Do this:
Which lines hold the word "NARO"? Copy each one.
### Input data ###
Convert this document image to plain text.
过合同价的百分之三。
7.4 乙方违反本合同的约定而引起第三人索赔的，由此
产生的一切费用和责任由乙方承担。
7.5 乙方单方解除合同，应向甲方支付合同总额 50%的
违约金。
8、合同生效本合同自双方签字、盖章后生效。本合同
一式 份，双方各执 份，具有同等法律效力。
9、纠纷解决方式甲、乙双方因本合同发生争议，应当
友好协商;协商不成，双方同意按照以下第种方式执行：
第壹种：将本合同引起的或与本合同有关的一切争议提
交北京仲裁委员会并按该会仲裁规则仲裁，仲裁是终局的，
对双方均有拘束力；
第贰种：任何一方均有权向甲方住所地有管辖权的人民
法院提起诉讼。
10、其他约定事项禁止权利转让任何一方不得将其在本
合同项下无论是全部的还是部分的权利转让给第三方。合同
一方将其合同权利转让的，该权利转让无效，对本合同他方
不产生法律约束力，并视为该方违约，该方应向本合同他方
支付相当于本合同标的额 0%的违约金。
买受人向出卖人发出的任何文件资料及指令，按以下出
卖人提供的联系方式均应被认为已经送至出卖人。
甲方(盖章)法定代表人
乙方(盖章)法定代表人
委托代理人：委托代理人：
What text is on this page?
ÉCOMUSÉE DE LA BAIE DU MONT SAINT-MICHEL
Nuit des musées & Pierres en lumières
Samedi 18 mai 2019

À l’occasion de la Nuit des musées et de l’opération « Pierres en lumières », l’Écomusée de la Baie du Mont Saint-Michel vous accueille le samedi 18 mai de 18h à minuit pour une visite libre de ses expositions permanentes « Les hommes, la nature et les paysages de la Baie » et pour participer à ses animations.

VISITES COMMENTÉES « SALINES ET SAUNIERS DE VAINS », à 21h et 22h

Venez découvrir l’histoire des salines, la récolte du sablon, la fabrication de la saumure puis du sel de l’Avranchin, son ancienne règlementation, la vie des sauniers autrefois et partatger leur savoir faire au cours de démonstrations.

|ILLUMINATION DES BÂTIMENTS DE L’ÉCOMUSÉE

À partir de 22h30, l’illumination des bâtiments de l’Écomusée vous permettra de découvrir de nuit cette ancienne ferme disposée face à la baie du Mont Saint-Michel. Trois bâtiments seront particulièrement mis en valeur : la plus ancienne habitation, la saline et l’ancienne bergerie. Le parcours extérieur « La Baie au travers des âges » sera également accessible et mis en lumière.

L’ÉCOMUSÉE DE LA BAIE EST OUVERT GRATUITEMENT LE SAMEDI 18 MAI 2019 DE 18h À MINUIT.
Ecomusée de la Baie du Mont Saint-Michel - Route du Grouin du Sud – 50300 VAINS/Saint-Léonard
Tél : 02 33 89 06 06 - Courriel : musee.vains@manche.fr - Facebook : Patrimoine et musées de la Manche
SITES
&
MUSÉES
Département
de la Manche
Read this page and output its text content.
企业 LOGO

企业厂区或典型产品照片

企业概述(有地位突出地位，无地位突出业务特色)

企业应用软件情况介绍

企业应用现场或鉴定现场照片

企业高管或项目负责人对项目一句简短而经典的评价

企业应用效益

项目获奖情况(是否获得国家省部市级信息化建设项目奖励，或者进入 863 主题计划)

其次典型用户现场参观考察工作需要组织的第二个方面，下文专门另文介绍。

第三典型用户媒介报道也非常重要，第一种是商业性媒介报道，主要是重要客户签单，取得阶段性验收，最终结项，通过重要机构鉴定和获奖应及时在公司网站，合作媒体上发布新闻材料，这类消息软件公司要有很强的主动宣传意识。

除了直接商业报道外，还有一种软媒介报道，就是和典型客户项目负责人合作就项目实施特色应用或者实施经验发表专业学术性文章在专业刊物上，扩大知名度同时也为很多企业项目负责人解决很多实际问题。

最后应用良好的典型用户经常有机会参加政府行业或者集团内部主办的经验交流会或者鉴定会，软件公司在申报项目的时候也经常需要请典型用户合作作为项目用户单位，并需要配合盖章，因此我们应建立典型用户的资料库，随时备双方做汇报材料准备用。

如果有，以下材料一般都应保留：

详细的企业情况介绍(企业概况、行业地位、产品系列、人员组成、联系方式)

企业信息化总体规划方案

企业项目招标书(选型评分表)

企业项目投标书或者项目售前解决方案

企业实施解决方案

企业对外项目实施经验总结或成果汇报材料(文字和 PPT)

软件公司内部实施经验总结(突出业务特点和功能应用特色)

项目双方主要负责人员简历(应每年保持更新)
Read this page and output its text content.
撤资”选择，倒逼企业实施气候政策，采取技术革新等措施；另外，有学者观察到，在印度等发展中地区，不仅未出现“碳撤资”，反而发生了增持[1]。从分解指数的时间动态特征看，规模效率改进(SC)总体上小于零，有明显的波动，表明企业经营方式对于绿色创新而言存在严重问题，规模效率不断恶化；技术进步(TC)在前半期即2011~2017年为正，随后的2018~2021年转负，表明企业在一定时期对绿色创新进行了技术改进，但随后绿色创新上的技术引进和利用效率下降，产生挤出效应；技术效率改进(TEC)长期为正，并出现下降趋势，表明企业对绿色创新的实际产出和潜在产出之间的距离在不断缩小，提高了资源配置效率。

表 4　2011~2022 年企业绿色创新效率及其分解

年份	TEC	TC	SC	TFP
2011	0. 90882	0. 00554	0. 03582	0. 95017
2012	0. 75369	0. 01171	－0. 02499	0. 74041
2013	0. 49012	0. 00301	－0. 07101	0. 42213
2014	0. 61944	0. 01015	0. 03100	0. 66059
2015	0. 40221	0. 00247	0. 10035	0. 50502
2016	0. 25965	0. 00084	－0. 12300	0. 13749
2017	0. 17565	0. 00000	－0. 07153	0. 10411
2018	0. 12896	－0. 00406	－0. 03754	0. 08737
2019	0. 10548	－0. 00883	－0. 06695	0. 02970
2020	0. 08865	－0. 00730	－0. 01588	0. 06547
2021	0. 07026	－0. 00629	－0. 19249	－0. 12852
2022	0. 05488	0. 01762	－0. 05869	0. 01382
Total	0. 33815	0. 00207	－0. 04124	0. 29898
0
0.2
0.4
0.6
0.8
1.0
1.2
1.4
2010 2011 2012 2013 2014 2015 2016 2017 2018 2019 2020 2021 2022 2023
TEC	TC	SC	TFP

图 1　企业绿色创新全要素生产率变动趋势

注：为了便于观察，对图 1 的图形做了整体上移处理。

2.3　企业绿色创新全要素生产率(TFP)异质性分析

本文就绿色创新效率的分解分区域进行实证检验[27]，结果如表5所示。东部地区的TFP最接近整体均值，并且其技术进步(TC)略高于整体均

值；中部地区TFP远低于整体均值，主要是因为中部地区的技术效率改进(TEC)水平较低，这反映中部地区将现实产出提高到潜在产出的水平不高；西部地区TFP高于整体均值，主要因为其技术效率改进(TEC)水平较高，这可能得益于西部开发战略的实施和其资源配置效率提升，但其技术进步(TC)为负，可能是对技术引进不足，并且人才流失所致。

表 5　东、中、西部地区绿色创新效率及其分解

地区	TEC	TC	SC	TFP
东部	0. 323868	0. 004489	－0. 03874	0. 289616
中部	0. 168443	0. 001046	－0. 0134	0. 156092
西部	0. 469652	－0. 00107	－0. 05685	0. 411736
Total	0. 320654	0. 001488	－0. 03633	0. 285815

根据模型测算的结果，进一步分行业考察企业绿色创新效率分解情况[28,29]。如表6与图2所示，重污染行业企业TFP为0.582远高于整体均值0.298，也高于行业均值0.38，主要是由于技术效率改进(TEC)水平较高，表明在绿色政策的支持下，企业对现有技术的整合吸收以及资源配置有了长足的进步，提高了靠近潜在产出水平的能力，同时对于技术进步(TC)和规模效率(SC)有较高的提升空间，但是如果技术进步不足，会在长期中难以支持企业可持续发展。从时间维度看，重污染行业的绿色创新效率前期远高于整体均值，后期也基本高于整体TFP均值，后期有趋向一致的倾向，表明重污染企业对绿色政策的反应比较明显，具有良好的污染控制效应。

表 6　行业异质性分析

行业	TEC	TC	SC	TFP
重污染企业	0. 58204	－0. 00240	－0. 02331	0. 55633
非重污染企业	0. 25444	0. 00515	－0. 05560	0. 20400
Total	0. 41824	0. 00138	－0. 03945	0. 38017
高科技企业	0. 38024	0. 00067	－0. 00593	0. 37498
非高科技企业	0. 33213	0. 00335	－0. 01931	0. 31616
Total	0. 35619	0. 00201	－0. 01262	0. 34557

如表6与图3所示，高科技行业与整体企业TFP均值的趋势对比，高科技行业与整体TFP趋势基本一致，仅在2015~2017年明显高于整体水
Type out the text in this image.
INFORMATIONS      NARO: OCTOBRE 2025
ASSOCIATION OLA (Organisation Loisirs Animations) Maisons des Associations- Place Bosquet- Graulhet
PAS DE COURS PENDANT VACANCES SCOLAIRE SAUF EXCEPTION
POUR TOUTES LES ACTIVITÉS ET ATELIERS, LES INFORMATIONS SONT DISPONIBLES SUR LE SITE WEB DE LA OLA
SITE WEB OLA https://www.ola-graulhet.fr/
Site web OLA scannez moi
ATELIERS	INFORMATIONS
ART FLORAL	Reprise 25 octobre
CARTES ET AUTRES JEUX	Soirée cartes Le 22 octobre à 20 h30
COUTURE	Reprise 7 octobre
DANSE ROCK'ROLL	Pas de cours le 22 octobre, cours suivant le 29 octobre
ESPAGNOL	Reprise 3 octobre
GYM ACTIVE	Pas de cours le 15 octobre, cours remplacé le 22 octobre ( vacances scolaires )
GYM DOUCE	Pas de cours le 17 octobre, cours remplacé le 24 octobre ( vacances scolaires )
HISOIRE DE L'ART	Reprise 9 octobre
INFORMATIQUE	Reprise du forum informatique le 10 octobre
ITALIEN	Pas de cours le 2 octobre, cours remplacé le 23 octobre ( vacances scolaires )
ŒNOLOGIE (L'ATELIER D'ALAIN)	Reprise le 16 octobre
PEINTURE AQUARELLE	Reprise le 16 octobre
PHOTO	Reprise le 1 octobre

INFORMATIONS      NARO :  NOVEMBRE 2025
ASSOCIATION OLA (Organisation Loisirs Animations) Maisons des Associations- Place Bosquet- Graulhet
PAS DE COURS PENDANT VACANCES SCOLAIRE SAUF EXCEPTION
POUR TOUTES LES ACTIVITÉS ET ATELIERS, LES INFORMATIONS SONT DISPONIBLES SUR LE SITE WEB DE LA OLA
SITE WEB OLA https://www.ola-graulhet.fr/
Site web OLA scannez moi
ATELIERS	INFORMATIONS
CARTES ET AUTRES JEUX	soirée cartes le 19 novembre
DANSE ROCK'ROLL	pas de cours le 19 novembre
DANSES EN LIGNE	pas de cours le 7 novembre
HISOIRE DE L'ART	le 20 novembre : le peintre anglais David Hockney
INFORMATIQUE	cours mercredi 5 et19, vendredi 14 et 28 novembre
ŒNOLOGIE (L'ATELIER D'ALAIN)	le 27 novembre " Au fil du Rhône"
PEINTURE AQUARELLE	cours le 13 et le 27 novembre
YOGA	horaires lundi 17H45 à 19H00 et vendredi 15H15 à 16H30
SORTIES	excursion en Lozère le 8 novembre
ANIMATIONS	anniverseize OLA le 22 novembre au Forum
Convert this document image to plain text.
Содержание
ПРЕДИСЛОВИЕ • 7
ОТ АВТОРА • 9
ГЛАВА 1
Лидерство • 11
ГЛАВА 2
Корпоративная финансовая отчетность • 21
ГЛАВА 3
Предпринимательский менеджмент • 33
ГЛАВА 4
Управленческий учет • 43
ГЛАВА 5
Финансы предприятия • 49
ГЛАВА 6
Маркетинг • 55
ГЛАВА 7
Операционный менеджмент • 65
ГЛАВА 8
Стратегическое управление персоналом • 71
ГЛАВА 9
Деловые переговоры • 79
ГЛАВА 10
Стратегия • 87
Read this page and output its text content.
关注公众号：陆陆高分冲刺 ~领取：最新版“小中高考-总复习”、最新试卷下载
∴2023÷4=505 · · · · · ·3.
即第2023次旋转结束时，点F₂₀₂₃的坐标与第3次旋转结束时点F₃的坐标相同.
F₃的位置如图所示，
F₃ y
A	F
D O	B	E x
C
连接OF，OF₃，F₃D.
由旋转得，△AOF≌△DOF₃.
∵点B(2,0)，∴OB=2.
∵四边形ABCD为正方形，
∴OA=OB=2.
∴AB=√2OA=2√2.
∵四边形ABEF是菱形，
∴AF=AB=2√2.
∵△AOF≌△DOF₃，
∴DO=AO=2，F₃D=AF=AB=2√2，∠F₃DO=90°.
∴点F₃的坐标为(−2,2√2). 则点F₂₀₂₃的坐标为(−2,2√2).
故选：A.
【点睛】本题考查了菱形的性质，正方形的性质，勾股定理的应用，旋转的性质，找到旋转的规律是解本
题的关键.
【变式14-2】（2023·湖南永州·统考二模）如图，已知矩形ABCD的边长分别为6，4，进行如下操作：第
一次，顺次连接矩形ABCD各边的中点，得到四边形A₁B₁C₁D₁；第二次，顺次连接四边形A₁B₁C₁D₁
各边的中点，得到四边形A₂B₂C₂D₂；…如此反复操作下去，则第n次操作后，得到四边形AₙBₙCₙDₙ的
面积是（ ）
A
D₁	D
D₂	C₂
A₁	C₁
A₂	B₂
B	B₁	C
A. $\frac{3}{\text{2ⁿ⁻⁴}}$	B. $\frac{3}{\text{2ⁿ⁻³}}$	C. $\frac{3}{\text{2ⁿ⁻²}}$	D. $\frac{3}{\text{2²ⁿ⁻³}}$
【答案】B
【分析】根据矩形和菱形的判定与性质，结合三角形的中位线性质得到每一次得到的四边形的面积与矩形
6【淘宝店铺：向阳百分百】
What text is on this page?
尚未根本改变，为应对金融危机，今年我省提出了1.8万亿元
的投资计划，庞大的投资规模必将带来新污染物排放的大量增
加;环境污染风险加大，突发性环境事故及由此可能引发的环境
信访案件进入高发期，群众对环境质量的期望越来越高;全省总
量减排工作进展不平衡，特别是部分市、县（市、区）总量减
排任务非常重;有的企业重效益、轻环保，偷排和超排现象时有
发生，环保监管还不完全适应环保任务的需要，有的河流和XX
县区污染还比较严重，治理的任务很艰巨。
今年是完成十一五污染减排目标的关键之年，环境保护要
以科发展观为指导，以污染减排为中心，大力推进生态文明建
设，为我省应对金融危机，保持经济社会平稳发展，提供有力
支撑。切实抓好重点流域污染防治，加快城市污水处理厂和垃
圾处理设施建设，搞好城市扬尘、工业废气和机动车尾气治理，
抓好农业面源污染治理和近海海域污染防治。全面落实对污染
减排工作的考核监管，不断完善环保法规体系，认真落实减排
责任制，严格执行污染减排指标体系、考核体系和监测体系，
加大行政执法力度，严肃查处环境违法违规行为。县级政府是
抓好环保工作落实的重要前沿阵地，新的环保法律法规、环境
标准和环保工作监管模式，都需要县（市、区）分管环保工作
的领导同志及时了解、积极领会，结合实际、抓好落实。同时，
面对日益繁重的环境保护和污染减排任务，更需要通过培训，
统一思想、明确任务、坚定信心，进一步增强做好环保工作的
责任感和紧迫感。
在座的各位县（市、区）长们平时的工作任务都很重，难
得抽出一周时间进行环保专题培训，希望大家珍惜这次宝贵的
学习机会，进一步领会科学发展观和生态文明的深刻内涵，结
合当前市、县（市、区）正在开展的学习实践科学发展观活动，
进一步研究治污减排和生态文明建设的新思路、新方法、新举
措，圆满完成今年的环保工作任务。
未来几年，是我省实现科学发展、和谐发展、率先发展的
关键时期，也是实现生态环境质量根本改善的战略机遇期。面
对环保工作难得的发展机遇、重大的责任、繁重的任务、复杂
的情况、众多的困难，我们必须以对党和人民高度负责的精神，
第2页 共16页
###
The completed task:
INFORMATIONS      NARO: OCTOBRE 2025
INFORMATIONS      NARO :  NOVEMBRE 2025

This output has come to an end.